--- PROBLEM DETAILS ---
Count the lines in the entries below that include the word "Output". Give nothing but the number.

--- SUPPLIED DATA ---
****************
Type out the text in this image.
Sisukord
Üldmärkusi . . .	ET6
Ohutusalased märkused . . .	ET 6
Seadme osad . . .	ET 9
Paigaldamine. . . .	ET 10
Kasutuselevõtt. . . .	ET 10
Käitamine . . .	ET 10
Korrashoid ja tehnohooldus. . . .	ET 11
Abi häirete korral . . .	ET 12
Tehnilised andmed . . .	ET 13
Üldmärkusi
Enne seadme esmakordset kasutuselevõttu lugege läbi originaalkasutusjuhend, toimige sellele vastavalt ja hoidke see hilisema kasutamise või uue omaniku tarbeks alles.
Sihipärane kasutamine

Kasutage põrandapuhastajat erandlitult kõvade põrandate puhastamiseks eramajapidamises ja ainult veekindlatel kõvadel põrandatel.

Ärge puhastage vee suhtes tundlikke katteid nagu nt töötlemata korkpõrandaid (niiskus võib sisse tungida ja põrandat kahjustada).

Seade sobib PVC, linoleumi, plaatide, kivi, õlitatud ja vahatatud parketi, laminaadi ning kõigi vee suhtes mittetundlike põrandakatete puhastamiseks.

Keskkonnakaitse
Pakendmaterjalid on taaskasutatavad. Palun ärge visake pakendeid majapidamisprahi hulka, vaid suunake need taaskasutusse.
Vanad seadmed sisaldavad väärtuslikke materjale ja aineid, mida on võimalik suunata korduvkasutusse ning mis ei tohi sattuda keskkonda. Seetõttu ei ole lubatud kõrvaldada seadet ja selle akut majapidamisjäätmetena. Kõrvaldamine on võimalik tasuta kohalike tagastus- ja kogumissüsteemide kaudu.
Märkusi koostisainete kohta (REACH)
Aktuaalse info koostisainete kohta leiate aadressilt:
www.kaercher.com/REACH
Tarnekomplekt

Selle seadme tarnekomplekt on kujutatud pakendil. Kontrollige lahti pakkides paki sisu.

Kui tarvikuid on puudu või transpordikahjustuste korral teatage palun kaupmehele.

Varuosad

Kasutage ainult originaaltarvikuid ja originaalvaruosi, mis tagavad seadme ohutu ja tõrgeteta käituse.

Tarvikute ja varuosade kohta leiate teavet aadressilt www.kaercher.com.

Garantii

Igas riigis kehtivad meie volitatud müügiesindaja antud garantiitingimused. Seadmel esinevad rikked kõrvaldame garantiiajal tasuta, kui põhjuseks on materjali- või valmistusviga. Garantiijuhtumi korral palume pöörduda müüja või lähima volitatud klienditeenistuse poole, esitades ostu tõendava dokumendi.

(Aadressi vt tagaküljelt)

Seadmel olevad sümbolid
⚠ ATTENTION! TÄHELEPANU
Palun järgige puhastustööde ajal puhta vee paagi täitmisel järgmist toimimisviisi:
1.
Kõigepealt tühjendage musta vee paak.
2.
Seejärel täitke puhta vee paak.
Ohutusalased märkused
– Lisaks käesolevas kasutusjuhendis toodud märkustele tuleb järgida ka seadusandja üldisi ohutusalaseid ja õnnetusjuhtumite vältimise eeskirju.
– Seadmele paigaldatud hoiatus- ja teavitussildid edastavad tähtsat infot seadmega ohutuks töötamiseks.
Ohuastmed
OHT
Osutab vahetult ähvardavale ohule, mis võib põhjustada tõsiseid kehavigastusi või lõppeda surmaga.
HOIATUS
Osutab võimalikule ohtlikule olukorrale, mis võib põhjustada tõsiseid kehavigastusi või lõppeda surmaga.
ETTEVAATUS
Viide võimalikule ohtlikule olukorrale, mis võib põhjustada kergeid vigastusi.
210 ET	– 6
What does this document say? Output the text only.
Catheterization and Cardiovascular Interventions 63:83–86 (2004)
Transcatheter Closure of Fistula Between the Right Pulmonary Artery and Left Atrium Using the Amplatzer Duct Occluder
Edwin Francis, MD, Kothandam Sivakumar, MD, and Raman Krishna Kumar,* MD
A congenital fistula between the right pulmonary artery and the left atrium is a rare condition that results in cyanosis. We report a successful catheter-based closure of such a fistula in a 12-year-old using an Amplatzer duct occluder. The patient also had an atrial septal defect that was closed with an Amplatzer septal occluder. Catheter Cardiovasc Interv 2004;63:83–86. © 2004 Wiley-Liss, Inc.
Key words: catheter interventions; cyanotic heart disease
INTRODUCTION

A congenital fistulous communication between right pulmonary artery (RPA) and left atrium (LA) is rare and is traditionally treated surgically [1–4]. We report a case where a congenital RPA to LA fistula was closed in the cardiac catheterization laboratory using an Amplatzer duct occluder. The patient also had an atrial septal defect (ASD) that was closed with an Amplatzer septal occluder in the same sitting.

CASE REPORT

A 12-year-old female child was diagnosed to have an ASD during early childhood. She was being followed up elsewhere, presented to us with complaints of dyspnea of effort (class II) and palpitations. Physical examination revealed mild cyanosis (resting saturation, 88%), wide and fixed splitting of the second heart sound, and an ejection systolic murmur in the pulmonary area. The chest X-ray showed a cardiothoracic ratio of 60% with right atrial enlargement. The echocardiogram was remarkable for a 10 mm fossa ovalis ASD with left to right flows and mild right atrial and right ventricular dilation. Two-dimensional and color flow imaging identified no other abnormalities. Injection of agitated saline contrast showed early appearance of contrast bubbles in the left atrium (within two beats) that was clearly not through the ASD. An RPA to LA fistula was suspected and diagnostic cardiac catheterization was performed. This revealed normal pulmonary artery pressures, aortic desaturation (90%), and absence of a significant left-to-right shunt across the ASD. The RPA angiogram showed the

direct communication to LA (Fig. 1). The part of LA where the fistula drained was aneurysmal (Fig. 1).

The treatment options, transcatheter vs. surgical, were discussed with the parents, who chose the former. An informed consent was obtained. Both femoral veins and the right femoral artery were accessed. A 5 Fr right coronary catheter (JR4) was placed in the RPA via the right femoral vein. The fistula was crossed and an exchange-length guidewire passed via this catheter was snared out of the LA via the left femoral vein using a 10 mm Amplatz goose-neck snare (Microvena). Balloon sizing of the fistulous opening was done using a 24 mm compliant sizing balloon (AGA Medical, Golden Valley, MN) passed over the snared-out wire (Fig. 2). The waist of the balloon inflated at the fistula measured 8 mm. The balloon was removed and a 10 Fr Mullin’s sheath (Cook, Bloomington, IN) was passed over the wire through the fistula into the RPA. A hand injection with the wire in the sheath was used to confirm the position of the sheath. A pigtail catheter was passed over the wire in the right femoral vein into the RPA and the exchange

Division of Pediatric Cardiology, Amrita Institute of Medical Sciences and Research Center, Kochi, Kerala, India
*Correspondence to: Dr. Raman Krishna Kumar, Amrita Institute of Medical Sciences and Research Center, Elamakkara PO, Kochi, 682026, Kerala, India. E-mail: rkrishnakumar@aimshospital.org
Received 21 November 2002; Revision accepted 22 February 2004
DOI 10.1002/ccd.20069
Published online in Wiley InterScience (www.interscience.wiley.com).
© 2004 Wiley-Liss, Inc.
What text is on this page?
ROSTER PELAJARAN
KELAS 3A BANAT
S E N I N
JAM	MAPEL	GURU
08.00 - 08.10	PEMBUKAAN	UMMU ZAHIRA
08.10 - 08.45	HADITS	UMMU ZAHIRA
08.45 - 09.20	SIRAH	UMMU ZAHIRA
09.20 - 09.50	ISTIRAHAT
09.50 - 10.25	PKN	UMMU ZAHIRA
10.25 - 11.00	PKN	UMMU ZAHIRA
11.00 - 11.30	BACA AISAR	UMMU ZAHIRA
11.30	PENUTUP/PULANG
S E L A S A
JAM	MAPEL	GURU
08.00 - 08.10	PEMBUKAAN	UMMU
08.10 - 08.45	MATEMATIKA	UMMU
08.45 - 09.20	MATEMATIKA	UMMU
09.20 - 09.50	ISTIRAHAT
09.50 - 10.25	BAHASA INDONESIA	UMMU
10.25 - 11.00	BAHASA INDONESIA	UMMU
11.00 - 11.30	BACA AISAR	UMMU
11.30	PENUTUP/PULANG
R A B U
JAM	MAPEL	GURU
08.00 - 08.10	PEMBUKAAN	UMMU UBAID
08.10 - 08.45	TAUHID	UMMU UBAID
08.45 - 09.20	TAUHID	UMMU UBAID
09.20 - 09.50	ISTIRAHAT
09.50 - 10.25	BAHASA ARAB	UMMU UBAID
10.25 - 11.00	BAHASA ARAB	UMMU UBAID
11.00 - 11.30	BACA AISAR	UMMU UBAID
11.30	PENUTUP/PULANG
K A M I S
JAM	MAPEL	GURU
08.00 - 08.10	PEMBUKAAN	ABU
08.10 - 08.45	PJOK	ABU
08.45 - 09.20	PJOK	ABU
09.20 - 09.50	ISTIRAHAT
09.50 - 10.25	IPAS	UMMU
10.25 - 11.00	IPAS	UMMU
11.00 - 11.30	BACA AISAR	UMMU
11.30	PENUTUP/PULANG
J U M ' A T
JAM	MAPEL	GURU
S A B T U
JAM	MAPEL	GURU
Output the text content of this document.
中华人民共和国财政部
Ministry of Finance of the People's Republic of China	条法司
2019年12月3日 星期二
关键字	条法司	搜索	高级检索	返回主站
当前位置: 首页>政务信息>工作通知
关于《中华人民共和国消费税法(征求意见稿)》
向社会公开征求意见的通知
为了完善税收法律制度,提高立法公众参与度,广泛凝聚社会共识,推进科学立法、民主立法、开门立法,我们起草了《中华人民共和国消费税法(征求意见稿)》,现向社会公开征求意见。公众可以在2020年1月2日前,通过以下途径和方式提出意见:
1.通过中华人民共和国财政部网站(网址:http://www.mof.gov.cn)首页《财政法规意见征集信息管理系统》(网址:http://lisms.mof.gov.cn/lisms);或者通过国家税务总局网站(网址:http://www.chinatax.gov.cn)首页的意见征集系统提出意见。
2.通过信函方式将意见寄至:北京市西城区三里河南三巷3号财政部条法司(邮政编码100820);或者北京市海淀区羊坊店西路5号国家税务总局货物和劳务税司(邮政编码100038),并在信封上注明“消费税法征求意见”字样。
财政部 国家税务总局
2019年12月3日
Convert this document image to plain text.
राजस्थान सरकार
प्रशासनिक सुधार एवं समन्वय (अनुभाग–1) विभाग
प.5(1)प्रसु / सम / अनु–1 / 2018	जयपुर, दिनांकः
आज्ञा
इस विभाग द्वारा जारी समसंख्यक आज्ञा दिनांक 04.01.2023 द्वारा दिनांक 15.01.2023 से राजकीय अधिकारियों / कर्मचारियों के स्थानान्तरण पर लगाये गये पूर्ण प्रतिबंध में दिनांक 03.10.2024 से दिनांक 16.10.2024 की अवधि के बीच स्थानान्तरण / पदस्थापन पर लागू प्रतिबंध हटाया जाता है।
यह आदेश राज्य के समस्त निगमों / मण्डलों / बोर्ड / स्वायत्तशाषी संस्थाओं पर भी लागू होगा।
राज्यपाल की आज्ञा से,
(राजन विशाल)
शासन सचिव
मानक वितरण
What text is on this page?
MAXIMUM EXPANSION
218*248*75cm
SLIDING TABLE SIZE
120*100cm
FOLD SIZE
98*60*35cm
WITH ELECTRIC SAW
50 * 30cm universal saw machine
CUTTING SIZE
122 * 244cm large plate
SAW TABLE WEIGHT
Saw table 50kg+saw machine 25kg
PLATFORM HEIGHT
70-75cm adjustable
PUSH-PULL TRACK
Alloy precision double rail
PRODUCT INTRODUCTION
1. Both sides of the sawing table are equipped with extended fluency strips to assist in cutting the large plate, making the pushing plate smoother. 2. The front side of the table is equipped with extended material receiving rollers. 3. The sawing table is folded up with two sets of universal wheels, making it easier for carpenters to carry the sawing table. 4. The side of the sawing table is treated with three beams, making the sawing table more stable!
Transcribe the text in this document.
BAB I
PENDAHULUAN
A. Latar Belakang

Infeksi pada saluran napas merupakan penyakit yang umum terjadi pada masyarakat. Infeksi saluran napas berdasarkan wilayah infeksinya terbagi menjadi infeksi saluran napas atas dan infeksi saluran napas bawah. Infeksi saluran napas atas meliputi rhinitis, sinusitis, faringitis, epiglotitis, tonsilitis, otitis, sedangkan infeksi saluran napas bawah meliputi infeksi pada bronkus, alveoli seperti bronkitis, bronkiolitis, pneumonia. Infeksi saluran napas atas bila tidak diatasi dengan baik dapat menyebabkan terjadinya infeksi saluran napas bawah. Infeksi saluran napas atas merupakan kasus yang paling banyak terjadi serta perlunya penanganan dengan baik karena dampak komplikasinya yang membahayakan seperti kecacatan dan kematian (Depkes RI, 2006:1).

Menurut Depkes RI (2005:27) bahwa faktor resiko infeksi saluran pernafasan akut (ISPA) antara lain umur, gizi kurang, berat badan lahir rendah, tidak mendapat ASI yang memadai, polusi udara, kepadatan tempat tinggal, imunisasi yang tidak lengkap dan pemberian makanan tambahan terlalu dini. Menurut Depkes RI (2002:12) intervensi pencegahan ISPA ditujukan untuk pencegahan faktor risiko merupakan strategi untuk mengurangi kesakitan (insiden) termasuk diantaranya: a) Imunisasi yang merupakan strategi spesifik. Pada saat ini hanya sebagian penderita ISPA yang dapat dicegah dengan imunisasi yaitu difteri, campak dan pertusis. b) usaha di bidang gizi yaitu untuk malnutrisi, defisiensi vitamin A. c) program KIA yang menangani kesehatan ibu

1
****************
--- THE REPLY ---
2